» EXERCISE OBJECTIVE:
Each entry below is to be extracted exactly.

» DATA FOR THIS EXERCISE:
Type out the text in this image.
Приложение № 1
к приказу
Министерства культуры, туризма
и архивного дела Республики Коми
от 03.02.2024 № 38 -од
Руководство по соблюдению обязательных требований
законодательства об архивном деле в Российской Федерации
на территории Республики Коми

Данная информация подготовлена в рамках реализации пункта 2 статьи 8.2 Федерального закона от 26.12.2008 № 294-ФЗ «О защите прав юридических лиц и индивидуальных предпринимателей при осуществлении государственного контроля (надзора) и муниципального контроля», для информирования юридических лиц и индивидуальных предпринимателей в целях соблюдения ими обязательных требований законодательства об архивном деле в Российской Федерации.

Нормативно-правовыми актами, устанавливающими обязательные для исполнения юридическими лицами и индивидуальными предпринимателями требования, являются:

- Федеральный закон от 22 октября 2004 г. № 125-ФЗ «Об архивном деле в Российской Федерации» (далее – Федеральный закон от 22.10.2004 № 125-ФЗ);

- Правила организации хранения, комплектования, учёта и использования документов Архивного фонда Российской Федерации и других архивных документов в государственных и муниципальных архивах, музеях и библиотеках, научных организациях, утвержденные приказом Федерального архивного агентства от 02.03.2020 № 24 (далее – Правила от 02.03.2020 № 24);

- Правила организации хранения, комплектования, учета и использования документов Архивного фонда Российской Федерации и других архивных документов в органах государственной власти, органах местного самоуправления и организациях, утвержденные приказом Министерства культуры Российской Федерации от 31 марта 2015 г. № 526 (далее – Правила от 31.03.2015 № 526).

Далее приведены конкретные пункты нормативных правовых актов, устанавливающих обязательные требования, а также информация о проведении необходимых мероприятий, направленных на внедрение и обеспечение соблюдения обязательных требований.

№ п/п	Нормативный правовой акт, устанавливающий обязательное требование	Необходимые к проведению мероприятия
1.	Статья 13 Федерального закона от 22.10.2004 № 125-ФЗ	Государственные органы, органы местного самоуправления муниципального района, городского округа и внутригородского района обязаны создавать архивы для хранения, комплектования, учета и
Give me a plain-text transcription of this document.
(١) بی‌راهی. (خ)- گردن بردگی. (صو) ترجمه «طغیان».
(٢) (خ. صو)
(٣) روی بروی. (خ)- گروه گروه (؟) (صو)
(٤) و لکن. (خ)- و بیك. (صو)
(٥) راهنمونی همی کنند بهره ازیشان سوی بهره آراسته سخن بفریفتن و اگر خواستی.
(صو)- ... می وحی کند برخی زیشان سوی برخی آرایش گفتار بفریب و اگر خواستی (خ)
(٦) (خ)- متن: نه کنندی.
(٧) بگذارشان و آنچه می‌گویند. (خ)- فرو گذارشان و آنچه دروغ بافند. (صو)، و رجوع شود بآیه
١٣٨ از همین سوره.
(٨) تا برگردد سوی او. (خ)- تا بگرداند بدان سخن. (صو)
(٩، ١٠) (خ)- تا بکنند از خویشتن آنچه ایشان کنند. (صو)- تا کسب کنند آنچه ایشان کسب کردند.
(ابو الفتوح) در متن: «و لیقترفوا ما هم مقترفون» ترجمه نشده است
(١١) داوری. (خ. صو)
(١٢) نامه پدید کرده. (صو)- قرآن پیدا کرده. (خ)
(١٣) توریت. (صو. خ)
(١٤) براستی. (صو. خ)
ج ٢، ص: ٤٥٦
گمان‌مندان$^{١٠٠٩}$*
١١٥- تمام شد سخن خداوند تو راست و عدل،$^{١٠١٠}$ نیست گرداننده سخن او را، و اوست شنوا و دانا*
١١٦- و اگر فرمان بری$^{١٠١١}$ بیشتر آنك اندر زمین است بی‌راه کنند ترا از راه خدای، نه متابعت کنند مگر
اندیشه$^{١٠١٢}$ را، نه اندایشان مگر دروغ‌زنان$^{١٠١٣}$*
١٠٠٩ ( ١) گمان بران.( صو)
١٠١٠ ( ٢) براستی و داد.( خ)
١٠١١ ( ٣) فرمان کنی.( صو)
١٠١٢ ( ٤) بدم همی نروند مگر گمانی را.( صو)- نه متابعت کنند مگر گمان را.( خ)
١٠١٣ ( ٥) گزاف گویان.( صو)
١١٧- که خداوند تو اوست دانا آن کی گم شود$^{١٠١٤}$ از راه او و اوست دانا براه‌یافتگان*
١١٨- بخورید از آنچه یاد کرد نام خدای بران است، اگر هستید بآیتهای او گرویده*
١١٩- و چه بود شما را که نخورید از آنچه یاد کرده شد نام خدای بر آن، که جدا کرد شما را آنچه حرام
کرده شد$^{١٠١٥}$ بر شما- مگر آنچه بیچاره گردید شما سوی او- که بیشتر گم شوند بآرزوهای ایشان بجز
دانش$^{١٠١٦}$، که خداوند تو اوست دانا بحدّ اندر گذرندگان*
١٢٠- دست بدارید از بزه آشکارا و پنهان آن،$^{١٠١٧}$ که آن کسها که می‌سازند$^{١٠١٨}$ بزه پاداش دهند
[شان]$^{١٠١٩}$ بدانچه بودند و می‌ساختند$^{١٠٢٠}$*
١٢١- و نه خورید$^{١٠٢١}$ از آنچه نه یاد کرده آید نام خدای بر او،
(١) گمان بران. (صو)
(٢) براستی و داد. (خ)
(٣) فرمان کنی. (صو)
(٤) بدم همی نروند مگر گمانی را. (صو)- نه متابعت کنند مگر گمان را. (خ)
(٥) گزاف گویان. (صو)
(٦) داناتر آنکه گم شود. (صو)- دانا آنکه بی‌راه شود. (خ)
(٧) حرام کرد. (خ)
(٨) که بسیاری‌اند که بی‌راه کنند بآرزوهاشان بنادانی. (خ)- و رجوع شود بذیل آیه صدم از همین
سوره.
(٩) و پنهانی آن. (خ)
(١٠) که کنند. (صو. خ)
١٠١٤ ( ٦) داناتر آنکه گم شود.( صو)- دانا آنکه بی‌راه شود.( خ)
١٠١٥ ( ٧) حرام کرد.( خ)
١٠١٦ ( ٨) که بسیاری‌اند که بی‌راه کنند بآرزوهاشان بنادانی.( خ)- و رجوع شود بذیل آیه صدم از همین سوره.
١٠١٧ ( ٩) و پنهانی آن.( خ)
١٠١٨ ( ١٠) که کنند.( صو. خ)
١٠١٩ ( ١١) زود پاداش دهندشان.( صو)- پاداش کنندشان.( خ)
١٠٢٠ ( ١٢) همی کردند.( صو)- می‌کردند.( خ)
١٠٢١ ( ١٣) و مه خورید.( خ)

» RESPONSE TO THIS EXERCISE:
Type out the text in this image.
Приложение № 1
к приказу
Министерства культуры, туризма
и архивного дела Республики Коми
от 03.02.2024 № 38 -од
Руководство по соблюдению обязательных требований
законодательства об архивном деле в Российской Федерации
на территории Республики Коми

Данная информация подготовлена в рамках реализации пункта 2 статьи 8.2 Федерального закона от 26.12.2008 № 294-ФЗ «О защите прав юридических лиц и индивидуальных предпринимателей при осуществлении государственного контроля (надзора) и муниципального контроля», для информирования юридических лиц и индивидуальных предпринимателей в целях соблюдения ими обязательных требований законодательства об архивном деле в Российской Федерации.

Нормативно-правовыми актами, устанавливающими обязательные для исполнения юридическими лицами и индивидуальными предпринимателями требования, являются:

- Федеральный закон от 22 октября 2004 г. № 125-ФЗ «Об архивном деле в Российской Федерации» (далее – Федеральный закон от 22.10.2004 № 125-ФЗ);

- Правила организации хранения, комплектования, учёта и использования документов Архивного фонда Российской Федерации и других архивных документов в государственных и муниципальных архивах, музеях и библиотеках, научных организациях, утвержденные приказом Федерального архивного агентства от 02.03.2020 № 24 (далее – Правила от 02.03.2020 № 24);

- Правила организации хранения, комплектования, учета и использования документов Архивного фонда Российской Федерации и других архивных документов в органах государственной власти, органах местного самоуправления и организациях, утвержденные приказом Министерства культуры Российской Федерации от 31 марта 2015 г. № 526 (далее – Правила от 31.03.2015 № 526).

Далее приведены конкретные пункты нормативных правовых актов, устанавливающих обязательные требования, а также информация о проведении необходимых мероприятий, направленных на внедрение и обеспечение соблюдения обязательных требований.

№ п/п	Нормативный правовой акт, устанавливающий обязательное требование	Необходимые к проведению мероприятия
1.	Статья 13 Федерального закона от 22.10.2004 № 125-ФЗ	Государственные органы, органы местного самоуправления муниципального района, городского округа и внутригородского района обязаны создавать архивы для хранения, комплектования, учета и
Give me a plain-text transcription of this document.
(١) بی‌راهی. (خ)- گردن بردگی. (صو) ترجمه «طغیان».
(٢) (خ. صو)
(٣) روی بروی. (خ)- گروه گروه (؟) (صو)
(٤) و لکن. (خ)- و بیك. (صو)
(٥) راهنمونی همی کنند بهره ازیشان سوی بهره آراسته سخن بفریفتن و اگر خواستی.
(صو)- ... می وحی کند برخی زیشان سوی برخی آرایش گفتار بفریب و اگر خواستی (خ)
(٦) (خ)- متن: نه کنندی.
(٧) بگذارشان و آنچه می‌گویند. (خ)- فرو گذارشان و آنچه دروغ بافند. (صو)، و رجوع شود بآیه
١٣٨ از همین سوره.
(٨) تا برگردد سوی او. (خ)- تا بگرداند بدان سخن. (صو)
(٩، ١٠) (خ)- تا بکنند از خویشتن آنچه ایشان کنند. (صو)- تا کسب کنند آنچه ایشان کسب کردند.
(ابو الفتوح) در متن: «و لیقترفوا ما هم مقترفون» ترجمه نشده است
(١١) داوری. (خ. صو)
(١٢) نامه پدید کرده. (صو)- قرآن پیدا کرده. (خ)
(١٣) توریت. (صو. خ)
(١٤) براستی. (صو. خ)
ج ٢، ص: ٤٥٦
گمان‌مندان$^{١٠٠٩}$*
١١٥- تمام شد سخن خداوند تو راست و عدل،$^{١٠١٠}$ نیست گرداننده سخن او را، و اوست شنوا و دانا*
١١٦- و اگر فرمان بری$^{١٠١١}$ بیشتر آنك اندر زمین است بی‌راه کنند ترا از راه خدای، نه متابعت کنند مگر
اندیشه$^{١٠١٢}$ را، نه اندایشان مگر دروغ‌زنان$^{١٠١٣}$*
١٠٠٩ ( ١) گمان بران.( صو)
١٠١٠ ( ٢) براستی و داد.( خ)
١٠١١ ( ٣) فرمان کنی.( صو)
١٠١٢ ( ٤) بدم همی نروند مگر گمانی را.( صو)- نه متابعت کنند مگر گمان را.( خ)
١٠١٣ ( ٥) گزاف گویان.( صو)
١١٧- که خداوند تو اوست دانا آن کی گم شود$^{١٠١٤}$ از راه او و اوست دانا براه‌یافتگان*
١١٨- بخورید از آنچه یاد کرد نام خدای بران است، اگر هستید بآیتهای او گرویده*
١١٩- و چه بود شما را که نخورید از آنچه یاد کرده شد نام خدای بر آن، که جدا کرد شما را آنچه حرام
کرده شد$^{١٠١٥}$ بر شما- مگر آنچه بیچاره گردید شما سوی او- که بیشتر گم شوند بآرزوهای ایشان بجز
دانش$^{١٠١٦}$، که خداوند تو اوست دانا بحدّ اندر گذرندگان*
١٢٠- دست بدارید از بزه آشکارا و پنهان آن،$^{١٠١٧}$ که آن کسها که می‌سازند$^{١٠١٨}$ بزه پاداش دهند
[شان]$^{١٠١٩}$ بدانچه بودند و می‌ساختند$^{١٠٢٠}$*
١٢١- و نه خورید$^{١٠٢١}$ از آنچه نه یاد کرده آید نام خدای بر او،
(١) گمان بران. (صو)
(٢) براستی و داد. (خ)
(٣) فرمان کنی. (صو)
(٤) بدم همی نروند مگر گمانی را. (صو)- نه متابعت کنند مگر گمان را. (خ)
(٥) گزاف گویان. (صو)
(٦) داناتر آنکه گم شود. (صو)- دانا آنکه بی‌راه شود. (خ)
(٧) حرام کرد. (خ)
(٨) که بسیاری‌اند که بی‌راه کنند بآرزوهاشان بنادانی. (خ)- و رجوع شود بذیل آیه صدم از همین
سوره.
(٩) و پنهانی آن. (خ)
(١٠) که کنند. (صو. خ)
١٠١٤ ( ٦) داناتر آنکه گم شود.( صو)- دانا آنکه بی‌راه شود.( خ)
١٠١٥ ( ٧) حرام کرد.( خ)
١٠١٦ ( ٨) که بسیاری‌اند که بی‌راه کنند بآرزوهاشان بنادانی.( خ)- و رجوع شود بذیل آیه صدم از همین سوره.
١٠١٧ ( ٩) و پنهانی آن.( خ)
١٠١٨ ( ١٠) که کنند.( صو. خ)
١٠١٩ ( ١١) زود پاداش دهندشان.( صو)- پاداش کنندشان.( خ)
١٠٢٠ ( ١٢) همی کردند.( صو)- می‌کردند.( خ)
١٠٢١ ( ١٣) و مه خورید.( خ)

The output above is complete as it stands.